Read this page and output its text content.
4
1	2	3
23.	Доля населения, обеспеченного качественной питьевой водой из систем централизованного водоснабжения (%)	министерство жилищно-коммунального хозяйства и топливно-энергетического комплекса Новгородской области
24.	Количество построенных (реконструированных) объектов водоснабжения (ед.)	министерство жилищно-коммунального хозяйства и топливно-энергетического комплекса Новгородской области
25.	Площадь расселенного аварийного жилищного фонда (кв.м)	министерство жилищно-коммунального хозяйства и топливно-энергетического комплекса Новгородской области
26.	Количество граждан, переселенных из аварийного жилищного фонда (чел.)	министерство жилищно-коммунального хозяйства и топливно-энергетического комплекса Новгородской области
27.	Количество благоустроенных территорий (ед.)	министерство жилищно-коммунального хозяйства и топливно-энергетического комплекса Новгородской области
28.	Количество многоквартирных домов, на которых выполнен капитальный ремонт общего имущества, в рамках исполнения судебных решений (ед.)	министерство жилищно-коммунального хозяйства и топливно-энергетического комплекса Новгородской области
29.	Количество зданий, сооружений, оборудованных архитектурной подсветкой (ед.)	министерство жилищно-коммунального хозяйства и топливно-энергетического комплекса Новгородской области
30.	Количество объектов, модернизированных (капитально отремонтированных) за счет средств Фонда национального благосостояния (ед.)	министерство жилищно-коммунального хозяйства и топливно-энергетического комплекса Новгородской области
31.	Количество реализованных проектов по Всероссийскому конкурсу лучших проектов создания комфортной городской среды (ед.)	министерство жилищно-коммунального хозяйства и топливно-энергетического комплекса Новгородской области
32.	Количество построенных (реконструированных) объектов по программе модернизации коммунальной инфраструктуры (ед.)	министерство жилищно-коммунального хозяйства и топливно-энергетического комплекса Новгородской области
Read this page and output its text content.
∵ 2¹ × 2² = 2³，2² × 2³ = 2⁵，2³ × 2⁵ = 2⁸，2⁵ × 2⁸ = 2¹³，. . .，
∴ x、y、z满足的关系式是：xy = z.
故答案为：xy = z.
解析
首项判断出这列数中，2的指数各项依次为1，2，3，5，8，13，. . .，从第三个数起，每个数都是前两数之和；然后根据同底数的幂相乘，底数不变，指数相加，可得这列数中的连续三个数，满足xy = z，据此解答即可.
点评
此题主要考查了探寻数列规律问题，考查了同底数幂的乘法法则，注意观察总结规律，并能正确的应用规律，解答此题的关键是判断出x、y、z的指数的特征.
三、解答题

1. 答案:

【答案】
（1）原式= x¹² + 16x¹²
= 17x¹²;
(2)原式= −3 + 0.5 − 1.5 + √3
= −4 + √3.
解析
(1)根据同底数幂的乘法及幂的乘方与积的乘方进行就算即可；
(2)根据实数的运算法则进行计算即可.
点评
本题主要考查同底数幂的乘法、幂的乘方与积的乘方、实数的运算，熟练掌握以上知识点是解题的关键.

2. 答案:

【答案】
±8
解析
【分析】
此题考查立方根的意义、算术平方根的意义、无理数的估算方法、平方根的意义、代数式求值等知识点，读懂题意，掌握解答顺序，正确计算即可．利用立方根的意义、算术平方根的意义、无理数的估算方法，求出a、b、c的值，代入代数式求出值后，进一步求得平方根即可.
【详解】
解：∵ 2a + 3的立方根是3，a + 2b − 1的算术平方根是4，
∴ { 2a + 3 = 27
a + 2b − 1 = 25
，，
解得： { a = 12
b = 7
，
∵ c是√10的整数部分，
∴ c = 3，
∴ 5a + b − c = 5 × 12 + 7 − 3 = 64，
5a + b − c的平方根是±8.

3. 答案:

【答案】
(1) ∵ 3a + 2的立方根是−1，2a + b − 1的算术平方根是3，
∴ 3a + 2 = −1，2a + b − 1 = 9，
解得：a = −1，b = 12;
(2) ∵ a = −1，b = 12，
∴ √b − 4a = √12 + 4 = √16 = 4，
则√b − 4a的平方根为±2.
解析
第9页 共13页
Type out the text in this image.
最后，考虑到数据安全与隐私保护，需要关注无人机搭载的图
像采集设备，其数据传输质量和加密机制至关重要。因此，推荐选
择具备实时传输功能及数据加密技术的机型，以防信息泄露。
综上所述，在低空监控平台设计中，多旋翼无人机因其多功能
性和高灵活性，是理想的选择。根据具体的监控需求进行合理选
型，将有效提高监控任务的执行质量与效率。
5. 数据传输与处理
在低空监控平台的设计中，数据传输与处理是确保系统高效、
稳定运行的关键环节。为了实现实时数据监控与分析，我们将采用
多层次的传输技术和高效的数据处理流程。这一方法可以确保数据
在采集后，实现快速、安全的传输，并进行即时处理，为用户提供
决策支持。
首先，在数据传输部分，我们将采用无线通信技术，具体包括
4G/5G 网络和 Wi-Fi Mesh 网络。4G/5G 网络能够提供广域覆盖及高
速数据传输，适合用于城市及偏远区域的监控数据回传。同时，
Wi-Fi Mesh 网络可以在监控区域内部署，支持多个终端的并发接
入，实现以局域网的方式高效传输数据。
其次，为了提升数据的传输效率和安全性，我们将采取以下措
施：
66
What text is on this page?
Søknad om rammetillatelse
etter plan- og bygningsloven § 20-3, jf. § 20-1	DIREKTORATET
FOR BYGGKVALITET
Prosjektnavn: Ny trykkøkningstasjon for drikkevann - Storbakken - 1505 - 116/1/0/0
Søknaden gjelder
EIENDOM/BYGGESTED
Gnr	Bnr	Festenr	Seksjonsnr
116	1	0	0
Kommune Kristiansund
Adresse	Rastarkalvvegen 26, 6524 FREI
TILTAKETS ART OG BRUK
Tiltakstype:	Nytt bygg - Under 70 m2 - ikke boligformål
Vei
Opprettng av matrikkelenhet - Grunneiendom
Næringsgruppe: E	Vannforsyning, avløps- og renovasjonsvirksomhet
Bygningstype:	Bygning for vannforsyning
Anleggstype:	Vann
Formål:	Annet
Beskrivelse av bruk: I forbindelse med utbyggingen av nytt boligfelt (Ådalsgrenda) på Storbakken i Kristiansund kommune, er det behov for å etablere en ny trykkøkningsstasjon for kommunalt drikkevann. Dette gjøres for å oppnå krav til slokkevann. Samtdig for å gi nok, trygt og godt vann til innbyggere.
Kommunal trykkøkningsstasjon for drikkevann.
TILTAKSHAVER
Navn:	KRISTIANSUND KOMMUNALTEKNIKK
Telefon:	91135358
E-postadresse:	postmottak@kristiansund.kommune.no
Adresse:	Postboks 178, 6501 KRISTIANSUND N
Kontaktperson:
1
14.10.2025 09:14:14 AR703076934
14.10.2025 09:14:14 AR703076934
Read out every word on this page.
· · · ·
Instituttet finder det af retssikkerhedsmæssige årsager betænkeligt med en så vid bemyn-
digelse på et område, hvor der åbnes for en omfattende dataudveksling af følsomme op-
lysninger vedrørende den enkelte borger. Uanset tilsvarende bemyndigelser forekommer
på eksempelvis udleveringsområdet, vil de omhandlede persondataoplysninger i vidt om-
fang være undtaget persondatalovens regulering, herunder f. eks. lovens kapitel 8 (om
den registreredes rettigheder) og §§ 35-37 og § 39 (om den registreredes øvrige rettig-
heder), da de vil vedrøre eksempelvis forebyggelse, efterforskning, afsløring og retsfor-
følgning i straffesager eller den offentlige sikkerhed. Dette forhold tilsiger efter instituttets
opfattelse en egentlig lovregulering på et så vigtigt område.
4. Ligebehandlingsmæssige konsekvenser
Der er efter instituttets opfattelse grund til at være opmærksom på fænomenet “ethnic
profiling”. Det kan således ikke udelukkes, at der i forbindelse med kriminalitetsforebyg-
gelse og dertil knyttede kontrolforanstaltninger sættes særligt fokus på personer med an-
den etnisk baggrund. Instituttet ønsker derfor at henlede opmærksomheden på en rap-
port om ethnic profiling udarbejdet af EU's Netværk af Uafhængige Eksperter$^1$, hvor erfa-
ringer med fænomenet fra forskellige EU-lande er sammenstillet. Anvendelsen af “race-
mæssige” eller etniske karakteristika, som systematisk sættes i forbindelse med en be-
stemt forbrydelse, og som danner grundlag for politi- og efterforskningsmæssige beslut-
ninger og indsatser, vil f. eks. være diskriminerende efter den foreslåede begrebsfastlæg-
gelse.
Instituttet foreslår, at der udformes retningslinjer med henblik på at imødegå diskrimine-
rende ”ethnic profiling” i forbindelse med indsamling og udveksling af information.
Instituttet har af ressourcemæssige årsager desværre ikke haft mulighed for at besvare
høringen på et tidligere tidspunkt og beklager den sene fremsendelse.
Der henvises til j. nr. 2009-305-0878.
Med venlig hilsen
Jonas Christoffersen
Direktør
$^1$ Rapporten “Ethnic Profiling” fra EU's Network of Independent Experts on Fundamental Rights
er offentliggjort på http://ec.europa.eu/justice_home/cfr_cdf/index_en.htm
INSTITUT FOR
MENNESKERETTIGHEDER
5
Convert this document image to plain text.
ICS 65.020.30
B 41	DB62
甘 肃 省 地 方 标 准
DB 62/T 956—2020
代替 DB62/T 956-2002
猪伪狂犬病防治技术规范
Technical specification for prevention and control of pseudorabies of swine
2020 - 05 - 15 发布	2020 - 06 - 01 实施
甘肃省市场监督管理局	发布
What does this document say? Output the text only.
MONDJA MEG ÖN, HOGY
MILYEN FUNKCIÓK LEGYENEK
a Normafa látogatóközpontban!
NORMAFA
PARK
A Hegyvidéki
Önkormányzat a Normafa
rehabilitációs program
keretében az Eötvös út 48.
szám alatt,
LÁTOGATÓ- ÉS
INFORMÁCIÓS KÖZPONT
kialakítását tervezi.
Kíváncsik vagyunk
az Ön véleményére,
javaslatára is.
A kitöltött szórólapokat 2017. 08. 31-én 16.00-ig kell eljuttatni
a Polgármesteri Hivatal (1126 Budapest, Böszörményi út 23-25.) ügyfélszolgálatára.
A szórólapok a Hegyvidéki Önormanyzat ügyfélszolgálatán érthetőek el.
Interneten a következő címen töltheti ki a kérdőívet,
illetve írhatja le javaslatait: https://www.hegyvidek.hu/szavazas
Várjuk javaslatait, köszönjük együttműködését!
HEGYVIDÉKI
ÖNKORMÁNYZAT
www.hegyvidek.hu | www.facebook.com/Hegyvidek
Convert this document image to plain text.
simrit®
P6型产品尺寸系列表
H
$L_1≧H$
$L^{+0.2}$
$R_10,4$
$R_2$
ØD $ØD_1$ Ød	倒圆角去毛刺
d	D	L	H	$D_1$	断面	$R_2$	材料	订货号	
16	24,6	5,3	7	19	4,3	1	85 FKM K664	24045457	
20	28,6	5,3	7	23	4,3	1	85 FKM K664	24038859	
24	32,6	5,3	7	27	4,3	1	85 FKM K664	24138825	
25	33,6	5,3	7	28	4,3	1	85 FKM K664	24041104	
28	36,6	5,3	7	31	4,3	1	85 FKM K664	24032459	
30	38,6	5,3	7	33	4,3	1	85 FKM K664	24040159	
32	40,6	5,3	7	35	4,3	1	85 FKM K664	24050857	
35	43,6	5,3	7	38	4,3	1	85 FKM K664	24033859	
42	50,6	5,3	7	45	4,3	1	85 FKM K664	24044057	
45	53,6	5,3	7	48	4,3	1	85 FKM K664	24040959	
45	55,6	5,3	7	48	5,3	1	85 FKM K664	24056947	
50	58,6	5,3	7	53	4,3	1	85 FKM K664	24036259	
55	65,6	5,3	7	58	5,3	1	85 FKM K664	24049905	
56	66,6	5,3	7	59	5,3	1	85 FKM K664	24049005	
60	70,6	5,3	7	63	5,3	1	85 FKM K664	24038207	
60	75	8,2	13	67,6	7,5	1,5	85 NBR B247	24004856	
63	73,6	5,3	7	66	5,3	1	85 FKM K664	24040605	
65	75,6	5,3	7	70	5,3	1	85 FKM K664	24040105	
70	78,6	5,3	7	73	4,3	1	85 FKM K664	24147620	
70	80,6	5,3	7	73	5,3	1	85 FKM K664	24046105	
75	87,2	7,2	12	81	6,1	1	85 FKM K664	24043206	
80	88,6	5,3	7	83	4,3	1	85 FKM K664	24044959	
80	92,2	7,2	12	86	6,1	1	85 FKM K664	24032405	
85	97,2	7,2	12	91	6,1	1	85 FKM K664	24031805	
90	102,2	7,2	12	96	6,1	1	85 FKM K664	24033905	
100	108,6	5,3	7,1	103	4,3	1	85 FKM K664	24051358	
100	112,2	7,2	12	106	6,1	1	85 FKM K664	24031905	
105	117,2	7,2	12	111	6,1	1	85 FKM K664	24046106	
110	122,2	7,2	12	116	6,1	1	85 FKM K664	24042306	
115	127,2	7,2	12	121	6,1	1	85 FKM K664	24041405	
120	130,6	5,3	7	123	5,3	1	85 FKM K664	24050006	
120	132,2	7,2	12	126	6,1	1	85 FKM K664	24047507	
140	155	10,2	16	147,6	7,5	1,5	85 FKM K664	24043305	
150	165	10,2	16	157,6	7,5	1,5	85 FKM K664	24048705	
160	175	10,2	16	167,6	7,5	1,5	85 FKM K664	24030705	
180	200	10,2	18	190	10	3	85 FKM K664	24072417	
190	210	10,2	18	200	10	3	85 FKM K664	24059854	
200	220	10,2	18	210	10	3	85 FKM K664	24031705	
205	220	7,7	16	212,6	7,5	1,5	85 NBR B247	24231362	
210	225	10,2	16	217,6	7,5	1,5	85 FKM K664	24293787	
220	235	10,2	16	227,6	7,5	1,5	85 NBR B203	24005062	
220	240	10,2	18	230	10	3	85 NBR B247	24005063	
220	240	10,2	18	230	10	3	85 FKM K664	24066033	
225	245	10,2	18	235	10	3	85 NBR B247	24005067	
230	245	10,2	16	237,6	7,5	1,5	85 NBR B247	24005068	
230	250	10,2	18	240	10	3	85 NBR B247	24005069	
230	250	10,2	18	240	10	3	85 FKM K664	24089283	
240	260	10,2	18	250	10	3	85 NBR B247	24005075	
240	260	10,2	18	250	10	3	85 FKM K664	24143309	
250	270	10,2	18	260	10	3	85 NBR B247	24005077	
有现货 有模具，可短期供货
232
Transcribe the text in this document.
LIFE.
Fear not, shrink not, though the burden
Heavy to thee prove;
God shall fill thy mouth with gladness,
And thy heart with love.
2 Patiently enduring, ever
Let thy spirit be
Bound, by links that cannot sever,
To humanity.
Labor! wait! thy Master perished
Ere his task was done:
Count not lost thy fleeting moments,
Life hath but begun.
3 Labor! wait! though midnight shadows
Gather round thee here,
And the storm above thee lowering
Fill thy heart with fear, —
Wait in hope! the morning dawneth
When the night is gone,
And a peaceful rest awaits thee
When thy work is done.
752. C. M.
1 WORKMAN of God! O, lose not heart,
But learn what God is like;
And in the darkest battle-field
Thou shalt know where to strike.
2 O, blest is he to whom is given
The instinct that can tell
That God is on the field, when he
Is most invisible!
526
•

#### Task details
Where a line of the entries contains the word "trykkøkningsstasjon", copy that line.

#### Answer to this problem
Beskrivelse av bruk: I forbindelse med utbyggingen av nytt boligfelt (Ådalsgrenda) på Storbakken i Kristiansund kommune, er det behov for å etablere en ny trykkøkningsstasjon for kommunalt drikkevann. Dette gjøres for å oppnå krav til slokkevann. Samtdig for å gi nok, trygt og godt vann til innbyggere.
Kommunal trykkøkningsstasjon for drikkevann.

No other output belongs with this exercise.